Entries shown »
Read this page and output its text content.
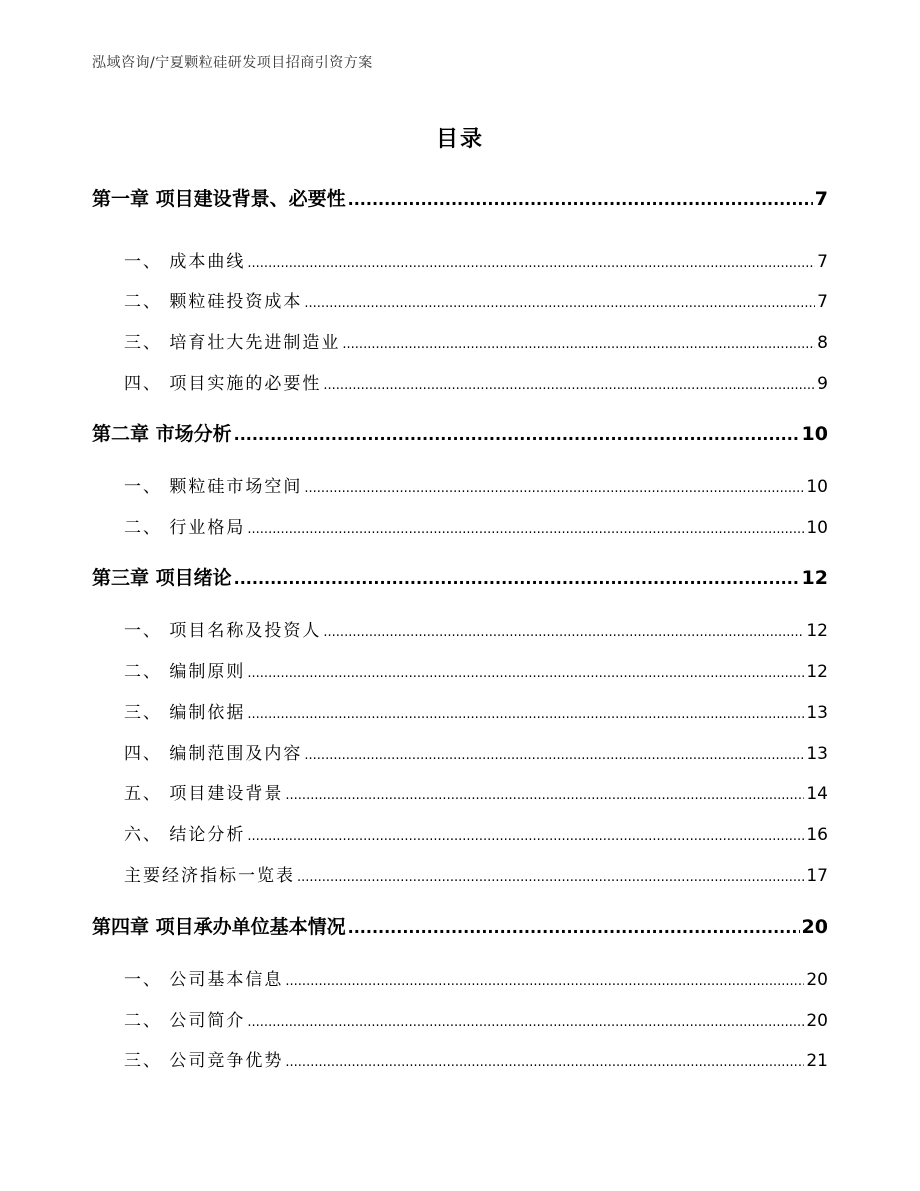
泓域咨询/宁夏颗粒硅研发项目招商引资方案
目录
第一章 项目建设背景、必要性 .....	7
一、 成本曲线 .....	7
二、 颗粒硅投资成本 .....	7
三、 培育壮大先进制造业 .....	8
四、 项目实施的必要性 .....	9
第二章 市场分析 .....	10
一、 颗粒硅市场空间 .....	10
二、 行业格局 .....	10
第三章 项目绪论 .....	12
一、 项目名称及投资人 .....	12
二、 编制原则 .....	12
三、 编制依据 .....	13
四、 编制范围及内容 .....	13
五、 项目建设背景 .....	14
六、 结论分析 .....	16
主要经济指标一览表 .....	17
第四章 项目承办单位基本情况 .....	20
一、 公司基本信息 .....	20
二、 公司简介 .....	20
三、 公司竞争优势 .....	21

Objective » Print the listing above in full, exactly as written. Omit any pictures.

Response to the exercise »
Read this page and output its text content.
泓域咨询/宁夏颗粒硅研发项目招商引资方案
目录
第一章 项目建设背景、必要性 .....	7
一、 成本曲线 .....	7
二、 颗粒硅投资成本 .....	7
三、 培育壮大先进制造业 .....	8
四、 项目实施的必要性 .....	9
第二章 市场分析 .....	10
一、 颗粒硅市场空间 .....	10
二、 行业格局 .....	10
第三章 项目绪论 .....	12
一、 项目名称及投资人 .....	12
二、 编制原则 .....	12
三、 编制依据 .....	13
四、 编制范围及内容 .....	13
五、 项目建设背景 .....	14
六、 结论分析 .....	16
主要经济指标一览表 .....	17
第四章 项目承办单位基本情况 .....	20
一、 公司基本信息 .....	20
二、 公司简介 .....	20
三、 公司竞争优势 .....	21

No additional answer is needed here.